What follows are records. Restate all of them word for word.

Stored data:
---------------

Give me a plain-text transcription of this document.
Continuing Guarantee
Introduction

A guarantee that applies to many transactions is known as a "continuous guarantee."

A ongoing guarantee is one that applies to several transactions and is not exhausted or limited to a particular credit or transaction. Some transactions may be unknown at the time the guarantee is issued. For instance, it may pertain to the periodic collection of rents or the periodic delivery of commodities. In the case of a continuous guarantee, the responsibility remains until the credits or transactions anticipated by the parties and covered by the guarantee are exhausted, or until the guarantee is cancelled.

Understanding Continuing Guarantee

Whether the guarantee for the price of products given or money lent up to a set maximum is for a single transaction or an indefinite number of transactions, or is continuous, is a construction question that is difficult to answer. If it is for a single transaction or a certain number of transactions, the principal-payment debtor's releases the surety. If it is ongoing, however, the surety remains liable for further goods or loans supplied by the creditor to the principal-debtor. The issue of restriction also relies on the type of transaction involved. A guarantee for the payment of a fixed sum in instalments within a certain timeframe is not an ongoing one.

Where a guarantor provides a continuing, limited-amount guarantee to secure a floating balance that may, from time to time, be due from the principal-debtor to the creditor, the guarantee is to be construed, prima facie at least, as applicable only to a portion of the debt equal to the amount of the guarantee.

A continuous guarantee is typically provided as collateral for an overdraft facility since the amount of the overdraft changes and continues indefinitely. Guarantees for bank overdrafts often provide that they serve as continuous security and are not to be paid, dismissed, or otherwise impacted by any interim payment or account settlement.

---------------

> ANSWER
Give me a plain-text transcription of this document.
Continuing Guarantee
Introduction

A guarantee that applies to many transactions is known as a "continuous guarantee."

A ongoing guarantee is one that applies to several transactions and is not exhausted or limited to a particular credit or transaction. Some transactions may be unknown at the time the guarantee is issued. For instance, it may pertain to the periodic collection of rents or the periodic delivery of commodities. In the case of a continuous guarantee, the responsibility remains until the credits or transactions anticipated by the parties and covered by the guarantee are exhausted, or until the guarantee is cancelled.

Understanding Continuing Guarantee

Whether the guarantee for the price of products given or money lent up to a set maximum is for a single transaction or an indefinite number of transactions, or is continuous, is a construction question that is difficult to answer. If it is for a single transaction or a certain number of transactions, the principal-payment debtor's releases the surety. If it is ongoing, however, the surety remains liable for further goods or loans supplied by the creditor to the principal-debtor. The issue of restriction also relies on the type of transaction involved. A guarantee for the payment of a fixed sum in instalments within a certain timeframe is not an ongoing one.

Where a guarantor provides a continuing, limited-amount guarantee to secure a floating balance that may, from time to time, be due from the principal-debtor to the creditor, the guarantee is to be construed, prima facie at least, as applicable only to a portion of the debt equal to the amount of the guarantee.

A continuous guarantee is typically provided as collateral for an overdraft facility since the amount of the overdraft changes and continues indefinitely. Guarantees for bank overdrafts often provide that they serve as continuous security and are not to be paid, dismissed, or otherwise impacted by any interim payment or account settlement.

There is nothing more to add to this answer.